Given problem: Go through the listing beneath this task and return every line that carries the string "parties".

|---|

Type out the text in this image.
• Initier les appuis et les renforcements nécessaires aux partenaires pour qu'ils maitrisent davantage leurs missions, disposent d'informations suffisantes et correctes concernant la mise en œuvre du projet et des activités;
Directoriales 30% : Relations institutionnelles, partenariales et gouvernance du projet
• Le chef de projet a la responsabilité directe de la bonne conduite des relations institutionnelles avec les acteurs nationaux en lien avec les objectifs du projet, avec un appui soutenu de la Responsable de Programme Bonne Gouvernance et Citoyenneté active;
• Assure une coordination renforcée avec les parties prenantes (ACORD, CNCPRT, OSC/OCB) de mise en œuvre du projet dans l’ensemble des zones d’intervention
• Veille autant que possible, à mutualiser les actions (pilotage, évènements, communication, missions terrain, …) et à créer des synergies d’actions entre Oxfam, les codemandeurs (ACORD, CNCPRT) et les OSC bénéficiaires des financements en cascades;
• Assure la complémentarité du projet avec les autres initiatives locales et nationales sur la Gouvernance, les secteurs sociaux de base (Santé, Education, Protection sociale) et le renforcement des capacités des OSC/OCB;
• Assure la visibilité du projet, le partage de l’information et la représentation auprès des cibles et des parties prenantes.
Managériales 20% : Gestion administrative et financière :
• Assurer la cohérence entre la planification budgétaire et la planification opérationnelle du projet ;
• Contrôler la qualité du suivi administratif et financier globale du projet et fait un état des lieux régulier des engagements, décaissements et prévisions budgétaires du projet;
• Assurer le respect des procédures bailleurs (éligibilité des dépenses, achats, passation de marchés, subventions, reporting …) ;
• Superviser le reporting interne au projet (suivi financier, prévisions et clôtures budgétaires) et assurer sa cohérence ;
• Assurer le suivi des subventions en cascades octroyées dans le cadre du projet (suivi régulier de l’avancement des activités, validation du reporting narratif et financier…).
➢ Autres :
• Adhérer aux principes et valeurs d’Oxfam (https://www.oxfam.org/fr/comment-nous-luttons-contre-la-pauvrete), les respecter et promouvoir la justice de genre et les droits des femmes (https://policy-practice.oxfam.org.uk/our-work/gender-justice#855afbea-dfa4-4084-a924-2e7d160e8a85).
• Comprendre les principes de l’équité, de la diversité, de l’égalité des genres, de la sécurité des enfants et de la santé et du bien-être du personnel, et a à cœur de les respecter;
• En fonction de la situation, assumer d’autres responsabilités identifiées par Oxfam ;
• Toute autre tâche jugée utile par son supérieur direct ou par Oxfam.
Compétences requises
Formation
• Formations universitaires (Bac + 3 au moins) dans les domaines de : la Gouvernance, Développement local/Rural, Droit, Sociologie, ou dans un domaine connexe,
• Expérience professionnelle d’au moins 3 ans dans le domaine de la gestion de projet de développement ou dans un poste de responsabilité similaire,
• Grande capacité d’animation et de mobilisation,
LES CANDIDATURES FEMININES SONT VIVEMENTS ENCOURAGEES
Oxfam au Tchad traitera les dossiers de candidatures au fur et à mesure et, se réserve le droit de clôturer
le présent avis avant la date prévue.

|---|

Response below:
• Assure une coordination renforcée avec les parties prenantes (ACORD, CNCPRT, OSC/OCB) de mise en œuvre du projet dans l’ensemble des zones d’intervention
• Assure la visibilité du projet, le partage de l’information et la représentation auprès des cibles et des parties prenantes.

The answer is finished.